* [Problem]: Repeat every record below exactly, omitting any pictures.
........
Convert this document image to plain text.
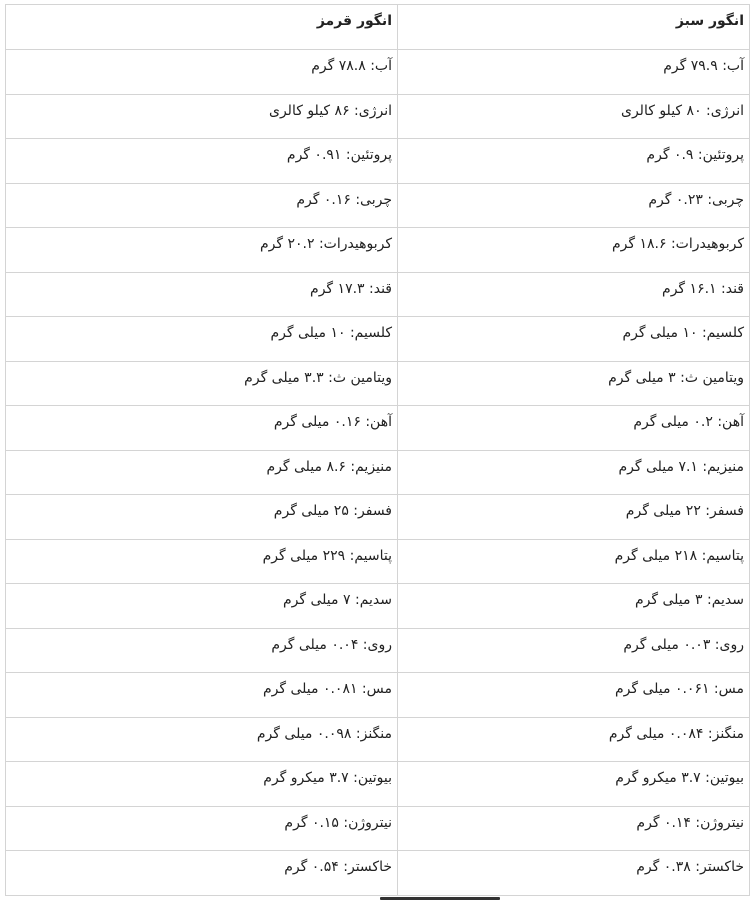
انگور سبز	انگور قرمز
آب: ۷۹.۹ گرم	آب: ۷۸.۸ گرم
انرژی: ۸۰ کیلو کالری	انرژی: ۸۶ کیلو کالری
پروتئین: ۰.۹ گرم	پروتئین: ۰.۹۱ گرم
چربی: ۰.۲۳ گرم	چربی: ۰.۱۶ گرم
کربوهیدرات: ۱۸.۶ گرم	کربوهیدرات: ۲۰.۲ گرم
قند: ۱۶.۱ گرم	قند: ۱۷.۳ گرم
کلسیم: ۱۰ میلی گرم	کلسیم: ۱۰ میلی گرم
ویتامین ث: ۳ میلی گرم	ویتامین ث: ۳.۳ میلی گرم
آهن: ۰.۲ میلی گرم	آهن: ۰.۱۶ میلی گرم
منیزیم: ۷.۱ میلی گرم	منیزیم: ۸.۶ میلی گرم
فسفر: ۲۲ میلی گرم	فسفر: ۲۵ میلی گرم
پتاسیم: ۲۱۸ میلی گرم	پتاسیم: ۲۲۹ میلی گرم
سدیم: ۳ میلی گرم	سدیم: ۷ میلی گرم
روی: ۰.۰۳ میلی گرم	روی: ۰.۰۴ میلی گرم
مس: ۰.۰۶۱ میلی گرم	مس: ۰.۰۸۱ میلی گرم
منگنز: ۰.۰۸۴ میلی گرم	منگنز: ۰.۰۹۸ میلی گرم
بیوتین: ۳.۷ میکرو گرم	بیوتین: ۳.۷ میکرو گرم
نیتروژن: ۰.۱۴ گرم	نیتروژن: ۰.۱۵ گرم
خاکستر: ۰.۳۸ گرم	خاکستر: ۰.۵۴ گرم
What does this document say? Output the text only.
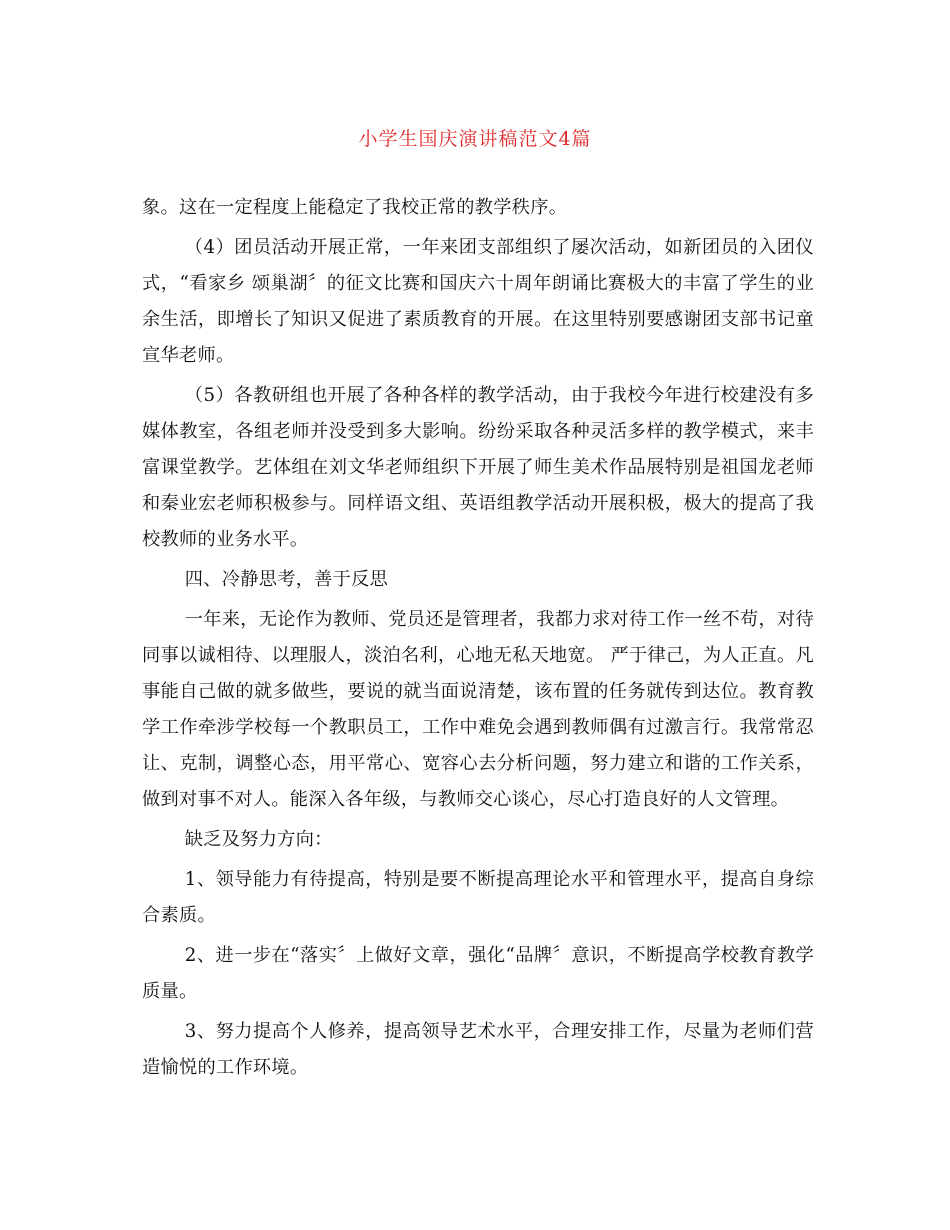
小学生国庆演讲稿范文4篇

象。这在一定程度上能稳定了我校正常的教学秩序。

（4）团员活动开展正常，一年来团支部组织了屡次活动，如新团员的入团仪式，“看家乡 颂巢湖〞的征文比赛和国庆六十周年朗诵比赛极大的丰富了学生的业余生活，即增长了知识又促进了素质教育的开展。在这里特别要感谢团支部书记童宣华老师。

（5）各教研组也开展了各种各样的教学活动，由于我校今年进行校建没有多媒体教室，各组老师并没受到多大影响。纷纷采取各种灵活多样的教学模式，来丰富课堂教学。艺体组在刘文华老师组织下开展了师生美术作品展特别是祖国龙老师和秦业宏老师积极参与。同样语文组、英语组教学活动开展积极，极大的提高了我校教师的业务水平。

四、冷静思考，善于反思

一年来，无论作为教师、党员还是管理者，我都力求对待工作一丝不苟，对待同事以诚相待、以理服人，淡泊名利，心地无私天地宽。 严于律己，为人正直。凡事能自己做的就多做些，要说的就当面说清楚，该布置的任务就传到达位。教育教学工作牵涉学校每一个教职员工，工作中难免会遇到教师偶有过激言行。我常常忍让、克制，调整心态，用平常心、宽容心去分析问题，努力建立和谐的工作关系，做到对事不对人。能深入各年级，与教师交心谈心，尽心打造良好的人文管理。

缺乏及努力方向：

1、领导能力有待提高，特别是要不断提高理论水平和管理水平，提高自身综合素质。

2、进一步在“落实〞上做好文章，强化“品牌〞意识，不断提高学校教育教学质量。

3、努力提高个人修养，提高领导艺术水平，合理安排工作，尽量为老师们营造愉悦的工作环境。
........
* [Output of the task]:
Convert this document image to plain text.
انگور سبز	انگور قرمز
آب: ۷۹.۹ گرم	آب: ۷۸.۸ گرم
انرژی: ۸۰ کیلو کالری	انرژی: ۸۶ کیلو کالری
پروتئین: ۰.۹ گرم	پروتئین: ۰.۹۱ گرم
چربی: ۰.۲۳ گرم	چربی: ۰.۱۶ گرم
کربوهیدرات: ۱۸.۶ گرم	کربوهیدرات: ۲۰.۲ گرم
قند: ۱۶.۱ گرم	قند: ۱۷.۳ گرم
کلسیم: ۱۰ میلی گرم	کلسیم: ۱۰ میلی گرم
ویتامین ث: ۳ میلی گرم	ویتامین ث: ۳.۳ میلی گرم
آهن: ۰.۲ میلی گرم	آهن: ۰.۱۶ میلی گرم
منیزیم: ۷.۱ میلی گرم	منیزیم: ۸.۶ میلی گرم
فسفر: ۲۲ میلی گرم	فسفر: ۲۵ میلی گرم
پتاسیم: ۲۱۸ میلی گرم	پتاسیم: ۲۲۹ میلی گرم
سدیم: ۳ میلی گرم	سدیم: ۷ میلی گرم
روی: ۰.۰۳ میلی گرم	روی: ۰.۰۴ میلی گرم
مس: ۰.۰۶۱ میلی گرم	مس: ۰.۰۸۱ میلی گرم
منگنز: ۰.۰۸۴ میلی گرم	منگنز: ۰.۰۹۸ میلی گرم
بیوتین: ۳.۷ میکرو گرم	بیوتین: ۳.۷ میکرو گرم
نیتروژن: ۰.۱۴ گرم	نیتروژن: ۰.۱۵ گرم
خاکستر: ۰.۳۸ گرم	خاکستر: ۰.۵۴ گرم
What does this document say? Output the text only.
小学生国庆演讲稿范文4篇

象。这在一定程度上能稳定了我校正常的教学秩序。

（4）团员活动开展正常，一年来团支部组织了屡次活动，如新团员的入团仪式，“看家乡 颂巢湖〞的征文比赛和国庆六十周年朗诵比赛极大的丰富了学生的业余生活，即增长了知识又促进了素质教育的开展。在这里特别要感谢团支部书记童宣华老师。

（5）各教研组也开展了各种各样的教学活动，由于我校今年进行校建没有多媒体教室，各组老师并没受到多大影响。纷纷采取各种灵活多样的教学模式，来丰富课堂教学。艺体组在刘文华老师组织下开展了师生美术作品展特别是祖国龙老师和秦业宏老师积极参与。同样语文组、英语组教学活动开展积极，极大的提高了我校教师的业务水平。

四、冷静思考，善于反思

一年来，无论作为教师、党员还是管理者，我都力求对待工作一丝不苟，对待同事以诚相待、以理服人，淡泊名利，心地无私天地宽。 严于律己，为人正直。凡事能自己做的就多做些，要说的就当面说清楚，该布置的任务就传到达位。教育教学工作牵涉学校每一个教职员工，工作中难免会遇到教师偶有过激言行。我常常忍让、克制，调整心态，用平常心、宽容心去分析问题，努力建立和谐的工作关系，做到对事不对人。能深入各年级，与教师交心谈心，尽心打造良好的人文管理。

缺乏及努力方向：

1、领导能力有待提高，特别是要不断提高理论水平和管理水平，提高自身综合素质。

2、进一步在“落实〞上做好文章，强化“品牌〞意识，不断提高学校教育教学质量。

3、努力提高个人修养，提高领导艺术水平，合理安排工作，尽量为老师们营造愉悦的工作环境。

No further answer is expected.